» To be done:
Leave out the images and repeat the listing below without a single change.
-- BEGIN Data --
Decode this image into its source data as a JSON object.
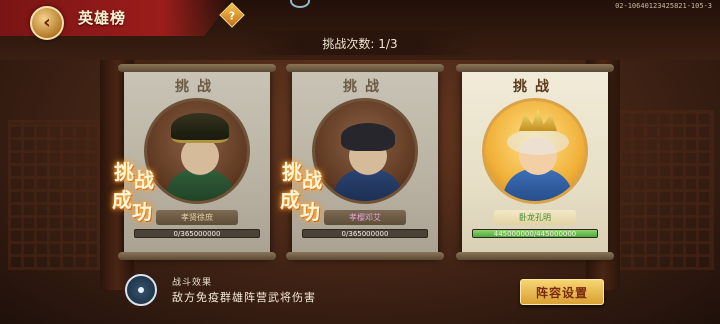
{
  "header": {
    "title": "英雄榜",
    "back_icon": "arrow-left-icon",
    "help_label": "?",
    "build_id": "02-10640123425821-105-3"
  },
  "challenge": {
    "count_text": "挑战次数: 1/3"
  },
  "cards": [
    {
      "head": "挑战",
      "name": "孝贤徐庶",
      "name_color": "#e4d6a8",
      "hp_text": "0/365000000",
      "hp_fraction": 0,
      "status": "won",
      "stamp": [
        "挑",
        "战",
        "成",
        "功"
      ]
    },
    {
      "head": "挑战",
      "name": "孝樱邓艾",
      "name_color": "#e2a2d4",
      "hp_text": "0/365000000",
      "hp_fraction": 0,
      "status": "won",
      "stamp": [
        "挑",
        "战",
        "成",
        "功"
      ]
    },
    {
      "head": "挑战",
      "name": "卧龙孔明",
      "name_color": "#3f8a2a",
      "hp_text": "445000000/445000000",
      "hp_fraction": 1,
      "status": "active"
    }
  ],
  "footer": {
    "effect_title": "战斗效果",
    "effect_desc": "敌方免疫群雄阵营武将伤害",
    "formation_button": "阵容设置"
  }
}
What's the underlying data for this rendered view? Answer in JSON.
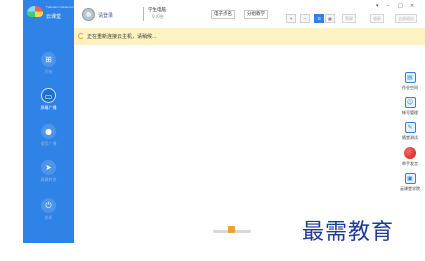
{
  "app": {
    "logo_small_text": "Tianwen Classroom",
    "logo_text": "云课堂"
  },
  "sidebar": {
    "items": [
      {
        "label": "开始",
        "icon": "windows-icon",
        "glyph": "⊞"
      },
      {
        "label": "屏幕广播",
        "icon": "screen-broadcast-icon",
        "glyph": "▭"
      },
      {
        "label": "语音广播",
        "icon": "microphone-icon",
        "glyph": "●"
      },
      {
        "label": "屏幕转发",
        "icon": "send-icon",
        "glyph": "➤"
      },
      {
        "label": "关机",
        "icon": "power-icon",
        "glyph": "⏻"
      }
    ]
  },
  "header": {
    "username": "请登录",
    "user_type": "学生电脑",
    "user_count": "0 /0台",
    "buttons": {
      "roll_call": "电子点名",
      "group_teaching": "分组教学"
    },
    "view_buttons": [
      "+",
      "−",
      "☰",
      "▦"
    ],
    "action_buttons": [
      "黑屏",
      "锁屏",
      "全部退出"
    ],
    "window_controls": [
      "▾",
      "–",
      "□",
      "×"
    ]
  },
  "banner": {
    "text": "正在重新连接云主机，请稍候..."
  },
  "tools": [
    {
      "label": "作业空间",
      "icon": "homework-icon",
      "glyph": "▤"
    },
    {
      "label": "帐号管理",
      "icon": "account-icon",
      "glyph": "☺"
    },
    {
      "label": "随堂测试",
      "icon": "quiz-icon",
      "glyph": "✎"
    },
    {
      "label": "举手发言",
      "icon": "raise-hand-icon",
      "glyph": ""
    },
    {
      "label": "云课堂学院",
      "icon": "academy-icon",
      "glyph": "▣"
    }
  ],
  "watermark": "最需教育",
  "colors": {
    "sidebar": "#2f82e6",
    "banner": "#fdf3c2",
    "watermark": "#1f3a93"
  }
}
-- END Data --
» Answer to this problem:
Decode this image into its source data as a JSON object.
{
  "header": {
    "title": "英雄榜",
    "back_icon": "arrow-left-icon",
    "help_label": "?",
    "build_id": "02-10640123425821-105-3"
  },
  "challenge": {
    "count_text": "挑战次数: 1/3"
  },
  "cards": [
    {
      "head": "挑战",
      "name": "孝贤徐庶",
      "name_color": "#e4d6a8",
      "hp_text": "0/365000000",
      "hp_fraction": 0,
      "status": "won",
      "stamp": [
        "挑",
        "战",
        "成",
        "功"
      ]
    },
    {
      "head": "挑战",
      "name": "孝樱邓艾",
      "name_color": "#e2a2d4",
      "hp_text": "0/365000000",
      "hp_fraction": 0,
      "status": "won",
      "stamp": [
        "挑",
        "战",
        "成",
        "功"
      ]
    },
    {
      "head": "挑战",
      "name": "卧龙孔明",
      "name_color": "#3f8a2a",
      "hp_text": "445000000/445000000",
      "hp_fraction": 1,
      "status": "active"
    }
  ],
  "footer": {
    "effect_title": "战斗效果",
    "effect_desc": "敌方免疫群雄阵营武将伤害",
    "formation_button": "阵容设置"
  }
}
What's the underlying data for this rendered view? Answer in JSON.
{
  "app": {
    "logo_small_text": "Tianwen Classroom",
    "logo_text": "云课堂"
  },
  "sidebar": {
    "items": [
      {
        "label": "开始",
        "icon": "windows-icon",
        "glyph": "⊞"
      },
      {
        "label": "屏幕广播",
        "icon": "screen-broadcast-icon",
        "glyph": "▭"
      },
      {
        "label": "语音广播",
        "icon": "microphone-icon",
        "glyph": "●"
      },
      {
        "label": "屏幕转发",
        "icon": "send-icon",
        "glyph": "➤"
      },
      {
        "label": "关机",
        "icon": "power-icon",
        "glyph": "⏻"
      }
    ]
  },
  "header": {
    "username": "请登录",
    "user_type": "学生电脑",
    "user_count": "0 /0台",
    "buttons": {
      "roll_call": "电子点名",
      "group_teaching": "分组教学"
    },
    "view_buttons": [
      "+",
      "−",
      "☰",
      "▦"
    ],
    "action_buttons": [
      "黑屏",
      "锁屏",
      "全部退出"
    ],
    "window_controls": [
      "▾",
      "–",
      "□",
      "×"
    ]
  },
  "banner": {
    "text": "正在重新连接云主机，请稍候..."
  },
  "tools": [
    {
      "label": "作业空间",
      "icon": "homework-icon",
      "glyph": "▤"
    },
    {
      "label": "帐号管理",
      "icon": "account-icon",
      "glyph": "☺"
    },
    {
      "label": "随堂测试",
      "icon": "quiz-icon",
      "glyph": "✎"
    },
    {
      "label": "举手发言",
      "icon": "raise-hand-icon",
      "glyph": ""
    },
    {
      "label": "云课堂学院",
      "icon": "academy-icon",
      "glyph": "▣"
    }
  ],
  "watermark": "最需教育",
  "colors": {
    "sidebar": "#2f82e6",
    "banner": "#fdf3c2",
    "watermark": "#1f3a93"
  }
}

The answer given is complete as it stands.